- _Your goal_: Return all of the entries exactly as written.

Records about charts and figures
↓

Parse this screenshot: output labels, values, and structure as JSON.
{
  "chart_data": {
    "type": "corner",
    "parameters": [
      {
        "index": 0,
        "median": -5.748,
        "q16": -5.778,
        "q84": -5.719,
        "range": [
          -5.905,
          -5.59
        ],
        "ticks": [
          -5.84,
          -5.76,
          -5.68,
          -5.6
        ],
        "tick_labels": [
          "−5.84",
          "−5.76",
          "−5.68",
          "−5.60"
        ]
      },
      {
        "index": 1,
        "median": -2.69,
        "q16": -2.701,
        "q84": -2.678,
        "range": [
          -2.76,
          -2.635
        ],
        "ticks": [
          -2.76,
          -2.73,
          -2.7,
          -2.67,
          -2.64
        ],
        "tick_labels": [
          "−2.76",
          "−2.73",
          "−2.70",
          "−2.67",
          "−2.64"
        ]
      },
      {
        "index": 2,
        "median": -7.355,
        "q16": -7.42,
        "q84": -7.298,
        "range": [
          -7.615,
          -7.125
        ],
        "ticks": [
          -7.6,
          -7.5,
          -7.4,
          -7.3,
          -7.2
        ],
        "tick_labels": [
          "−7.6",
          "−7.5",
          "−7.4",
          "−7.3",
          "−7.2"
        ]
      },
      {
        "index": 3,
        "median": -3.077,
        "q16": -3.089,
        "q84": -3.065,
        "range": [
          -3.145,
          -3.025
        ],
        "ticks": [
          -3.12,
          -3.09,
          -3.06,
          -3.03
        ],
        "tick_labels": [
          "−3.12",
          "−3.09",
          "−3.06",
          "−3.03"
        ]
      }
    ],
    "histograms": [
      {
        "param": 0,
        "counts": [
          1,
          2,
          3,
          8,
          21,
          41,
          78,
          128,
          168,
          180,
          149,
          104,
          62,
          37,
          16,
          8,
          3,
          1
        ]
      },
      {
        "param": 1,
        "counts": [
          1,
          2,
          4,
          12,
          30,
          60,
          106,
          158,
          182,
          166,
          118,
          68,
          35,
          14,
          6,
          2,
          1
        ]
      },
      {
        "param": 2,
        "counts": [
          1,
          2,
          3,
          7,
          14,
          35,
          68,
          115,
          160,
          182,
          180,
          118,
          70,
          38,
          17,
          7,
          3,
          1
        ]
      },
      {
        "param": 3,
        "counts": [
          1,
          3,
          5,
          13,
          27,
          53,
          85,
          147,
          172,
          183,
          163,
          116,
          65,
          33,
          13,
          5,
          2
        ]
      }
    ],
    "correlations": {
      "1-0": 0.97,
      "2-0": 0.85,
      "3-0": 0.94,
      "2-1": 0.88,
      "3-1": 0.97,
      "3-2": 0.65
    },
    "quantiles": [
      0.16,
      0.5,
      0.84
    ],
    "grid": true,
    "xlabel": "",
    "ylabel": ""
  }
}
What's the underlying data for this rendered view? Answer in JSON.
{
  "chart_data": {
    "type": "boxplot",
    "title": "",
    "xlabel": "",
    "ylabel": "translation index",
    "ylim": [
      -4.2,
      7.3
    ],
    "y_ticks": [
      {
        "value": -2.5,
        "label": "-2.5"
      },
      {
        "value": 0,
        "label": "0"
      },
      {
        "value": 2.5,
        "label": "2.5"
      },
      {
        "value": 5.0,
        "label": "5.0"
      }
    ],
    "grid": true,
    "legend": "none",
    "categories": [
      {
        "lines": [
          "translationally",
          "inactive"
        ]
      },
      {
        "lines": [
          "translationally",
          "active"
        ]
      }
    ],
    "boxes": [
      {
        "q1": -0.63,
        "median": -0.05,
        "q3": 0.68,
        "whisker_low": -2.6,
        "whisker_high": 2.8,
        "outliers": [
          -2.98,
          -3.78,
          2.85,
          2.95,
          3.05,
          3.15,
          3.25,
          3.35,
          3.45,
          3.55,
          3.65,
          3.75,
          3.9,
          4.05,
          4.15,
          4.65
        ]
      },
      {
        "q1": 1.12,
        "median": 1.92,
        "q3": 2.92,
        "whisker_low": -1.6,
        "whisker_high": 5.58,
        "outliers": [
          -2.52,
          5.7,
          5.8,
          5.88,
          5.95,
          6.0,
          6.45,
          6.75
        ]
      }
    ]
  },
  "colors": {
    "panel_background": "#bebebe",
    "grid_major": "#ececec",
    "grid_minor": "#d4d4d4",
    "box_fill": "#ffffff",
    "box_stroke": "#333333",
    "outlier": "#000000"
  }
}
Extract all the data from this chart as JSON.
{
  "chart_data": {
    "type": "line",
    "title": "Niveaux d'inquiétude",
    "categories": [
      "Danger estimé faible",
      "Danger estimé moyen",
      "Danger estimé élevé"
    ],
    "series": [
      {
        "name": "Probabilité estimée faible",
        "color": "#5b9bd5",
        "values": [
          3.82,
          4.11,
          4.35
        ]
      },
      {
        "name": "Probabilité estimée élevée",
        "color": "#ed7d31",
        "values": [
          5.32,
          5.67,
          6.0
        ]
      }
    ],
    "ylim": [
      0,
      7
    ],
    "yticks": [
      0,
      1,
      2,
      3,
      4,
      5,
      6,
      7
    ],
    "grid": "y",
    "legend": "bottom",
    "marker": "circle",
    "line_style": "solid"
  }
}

↑

- _Problem solution_:
Parse this screenshot: output labels, values, and structure as JSON.
{
  "chart_data": {
    "type": "corner",
    "parameters": [
      {
        "index": 0,
        "median": -5.748,
        "q16": -5.778,
        "q84": -5.719,
        "range": [
          -5.905,
          -5.59
        ],
        "ticks": [
          -5.84,
          -5.76,
          -5.68,
          -5.6
        ],
        "tick_labels": [
          "−5.84",
          "−5.76",
          "−5.68",
          "−5.60"
        ]
      },
      {
        "index": 1,
        "median": -2.69,
        "q16": -2.701,
        "q84": -2.678,
        "range": [
          -2.76,
          -2.635
        ],
        "ticks": [
          -2.76,
          -2.73,
          -2.7,
          -2.67,
          -2.64
        ],
        "tick_labels": [
          "−2.76",
          "−2.73",
          "−2.70",
          "−2.67",
          "−2.64"
        ]
      },
      {
        "index": 2,
        "median": -7.355,
        "q16": -7.42,
        "q84": -7.298,
        "range": [
          -7.615,
          -7.125
        ],
        "ticks": [
          -7.6,
          -7.5,
          -7.4,
          -7.3,
          -7.2
        ],
        "tick_labels": [
          "−7.6",
          "−7.5",
          "−7.4",
          "−7.3",
          "−7.2"
        ]
      },
      {
        "index": 3,
        "median": -3.077,
        "q16": -3.089,
        "q84": -3.065,
        "range": [
          -3.145,
          -3.025
        ],
        "ticks": [
          -3.12,
          -3.09,
          -3.06,
          -3.03
        ],
        "tick_labels": [
          "−3.12",
          "−3.09",
          "−3.06",
          "−3.03"
        ]
      }
    ],
    "histograms": [
      {
        "param": 0,
        "counts": [
          1,
          2,
          3,
          8,
          21,
          41,
          78,
          128,
          168,
          180,
          149,
          104,
          62,
          37,
          16,
          8,
          3,
          1
        ]
      },
      {
        "param": 1,
        "counts": [
          1,
          2,
          4,
          12,
          30,
          60,
          106,
          158,
          182,
          166,
          118,
          68,
          35,
          14,
          6,
          2,
          1
        ]
      },
      {
        "param": 2,
        "counts": [
          1,
          2,
          3,
          7,
          14,
          35,
          68,
          115,
          160,
          182,
          180,
          118,
          70,
          38,
          17,
          7,
          3,
          1
        ]
      },
      {
        "param": 3,
        "counts": [
          1,
          3,
          5,
          13,
          27,
          53,
          85,
          147,
          172,
          183,
          163,
          116,
          65,
          33,
          13,
          5,
          2
        ]
      }
    ],
    "correlations": {
      "1-0": 0.97,
      "2-0": 0.85,
      "3-0": 0.94,
      "2-1": 0.88,
      "3-1": 0.97,
      "3-2": 0.65
    },
    "quantiles": [
      0.16,
      0.5,
      0.84
    ],
    "grid": true,
    "xlabel": "",
    "ylabel": ""
  }
}
What's the underlying data for this rendered view? Answer in JSON.
{
  "chart_data": {
    "type": "boxplot",
    "title": "",
    "xlabel": "",
    "ylabel": "translation index",
    "ylim": [
      -4.2,
      7.3
    ],
    "y_ticks": [
      {
        "value": -2.5,
        "label": "-2.5"
      },
      {
        "value": 0,
        "label": "0"
      },
      {
        "value": 2.5,
        "label": "2.5"
      },
      {
        "value": 5.0,
        "label": "5.0"
      }
    ],
    "grid": true,
    "legend": "none",
    "categories": [
      {
        "lines": [
          "translationally",
          "inactive"
        ]
      },
      {
        "lines": [
          "translationally",
          "active"
        ]
      }
    ],
    "boxes": [
      {
        "q1": -0.63,
        "median": -0.05,
        "q3": 0.68,
        "whisker_low": -2.6,
        "whisker_high": 2.8,
        "outliers": [
          -2.98,
          -3.78,
          2.85,
          2.95,
          3.05,
          3.15,
          3.25,
          3.35,
          3.45,
          3.55,
          3.65,
          3.75,
          3.9,
          4.05,
          4.15,
          4.65
        ]
      },
      {
        "q1": 1.12,
        "median": 1.92,
        "q3": 2.92,
        "whisker_low": -1.6,
        "whisker_high": 5.58,
        "outliers": [
          -2.52,
          5.7,
          5.8,
          5.88,
          5.95,
          6.0,
          6.45,
          6.75
        ]
      }
    ]
  },
  "colors": {
    "panel_background": "#bebebe",
    "grid_major": "#ececec",
    "grid_minor": "#d4d4d4",
    "box_fill": "#ffffff",
    "box_stroke": "#333333",
    "outlier": "#000000"
  }
}
Extract all the data from this chart as JSON.
{
  "chart_data": {
    "type": "line",
    "title": "Niveaux d'inquiétude",
    "categories": [
      "Danger estimé faible",
      "Danger estimé moyen",
      "Danger estimé élevé"
    ],
    "series": [
      {
        "name": "Probabilité estimée faible",
        "color": "#5b9bd5",
        "values": [
          3.82,
          4.11,
          4.35
        ]
      },
      {
        "name": "Probabilité estimée élevée",
        "color": "#ed7d31",
        "values": [
          5.32,
          5.67,
          6.0
        ]
      }
    ],
    "ylim": [
      0,
      7
    ],
    "yticks": [
      0,
      1,
      2,
      3,
      4,
      5,
      6,
      7
    ],
    "grid": "y",
    "legend": "bottom",
    "marker": "circle",
    "line_style": "solid"
  }
}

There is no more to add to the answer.